> **THE REQUEST**
Give the total number of lines with the word "true" in them, and no other words.

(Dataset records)
==*==
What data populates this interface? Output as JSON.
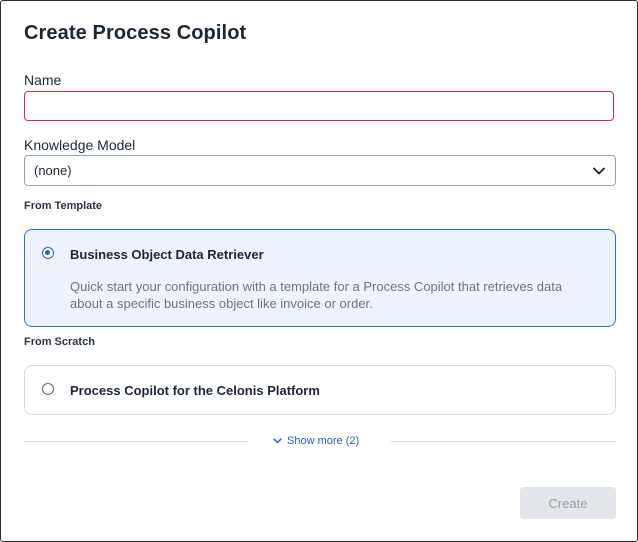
{
  "dialog": {
    "title": "Create Process Copilot"
  },
  "form": {
    "name_label": "Name",
    "name_value": "",
    "knowledge_model_label": "Knowledge Model",
    "knowledge_model_value": "(none)"
  },
  "from_template": {
    "section_label": "From Template",
    "option": {
      "title": "Business Object Data Retriever",
      "description": "Quick start your configuration with a template for a Process Copilot that retrieves data about a specific business object like invoice or order.",
      "selected": true
    }
  },
  "from_scratch": {
    "section_label": "From Scratch",
    "option": {
      "title": "Process Copilot for the Celonis Platform",
      "selected": false
    }
  },
  "show_more": {
    "label": "Show more (2)"
  },
  "actions": {
    "create_label": "Create",
    "create_disabled": true
  },
  "colors": {
    "accent": "#1a64d6",
    "selected_card_bg": "#eef4fd",
    "error_border": "#c9304e"
  }
}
==*==
> **THE ANSWER**
2